Dataset items
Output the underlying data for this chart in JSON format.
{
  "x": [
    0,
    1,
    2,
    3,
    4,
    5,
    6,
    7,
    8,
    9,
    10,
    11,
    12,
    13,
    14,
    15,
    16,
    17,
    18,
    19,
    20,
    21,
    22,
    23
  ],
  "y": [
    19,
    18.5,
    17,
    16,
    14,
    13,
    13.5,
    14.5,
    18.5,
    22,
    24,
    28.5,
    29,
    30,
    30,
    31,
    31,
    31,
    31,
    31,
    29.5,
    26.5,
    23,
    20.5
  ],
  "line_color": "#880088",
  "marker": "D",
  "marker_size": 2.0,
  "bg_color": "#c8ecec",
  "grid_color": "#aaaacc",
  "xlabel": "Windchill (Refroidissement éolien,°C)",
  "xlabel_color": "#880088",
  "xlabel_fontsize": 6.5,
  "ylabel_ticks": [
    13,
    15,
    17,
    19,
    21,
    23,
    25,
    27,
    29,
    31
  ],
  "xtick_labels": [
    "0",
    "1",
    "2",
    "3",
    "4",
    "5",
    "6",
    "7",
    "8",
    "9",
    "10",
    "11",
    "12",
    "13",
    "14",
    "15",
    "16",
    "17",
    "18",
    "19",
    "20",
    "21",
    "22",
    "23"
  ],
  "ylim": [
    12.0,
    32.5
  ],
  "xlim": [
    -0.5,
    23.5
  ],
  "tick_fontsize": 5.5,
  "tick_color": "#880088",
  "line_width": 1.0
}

- The problem:
Each entry must be reproduced verbatim.

- Completed task:
Output the underlying data for this chart in JSON format.
{
  "x": [
    0,
    1,
    2,
    3,
    4,
    5,
    6,
    7,
    8,
    9,
    10,
    11,
    12,
    13,
    14,
    15,
    16,
    17,
    18,
    19,
    20,
    21,
    22,
    23
  ],
  "y": [
    19,
    18.5,
    17,
    16,
    14,
    13,
    13.5,
    14.5,
    18.5,
    22,
    24,
    28.5,
    29,
    30,
    30,
    31,
    31,
    31,
    31,
    31,
    29.5,
    26.5,
    23,
    20.5
  ],
  "line_color": "#880088",
  "marker": "D",
  "marker_size": 2.0,
  "bg_color": "#c8ecec",
  "grid_color": "#aaaacc",
  "xlabel": "Windchill (Refroidissement éolien,°C)",
  "xlabel_color": "#880088",
  "xlabel_fontsize": 6.5,
  "ylabel_ticks": [
    13,
    15,
    17,
    19,
    21,
    23,
    25,
    27,
    29,
    31
  ],
  "xtick_labels": [
    "0",
    "1",
    "2",
    "3",
    "4",
    "5",
    "6",
    "7",
    "8",
    "9",
    "10",
    "11",
    "12",
    "13",
    "14",
    "15",
    "16",
    "17",
    "18",
    "19",
    "20",
    "21",
    "22",
    "23"
  ],
  "ylim": [
    12.0,
    32.5
  ],
  "xlim": [
    -0.5,
    23.5
  ],
  "tick_fontsize": 5.5,
  "tick_color": "#880088",
  "line_width": 1.0
}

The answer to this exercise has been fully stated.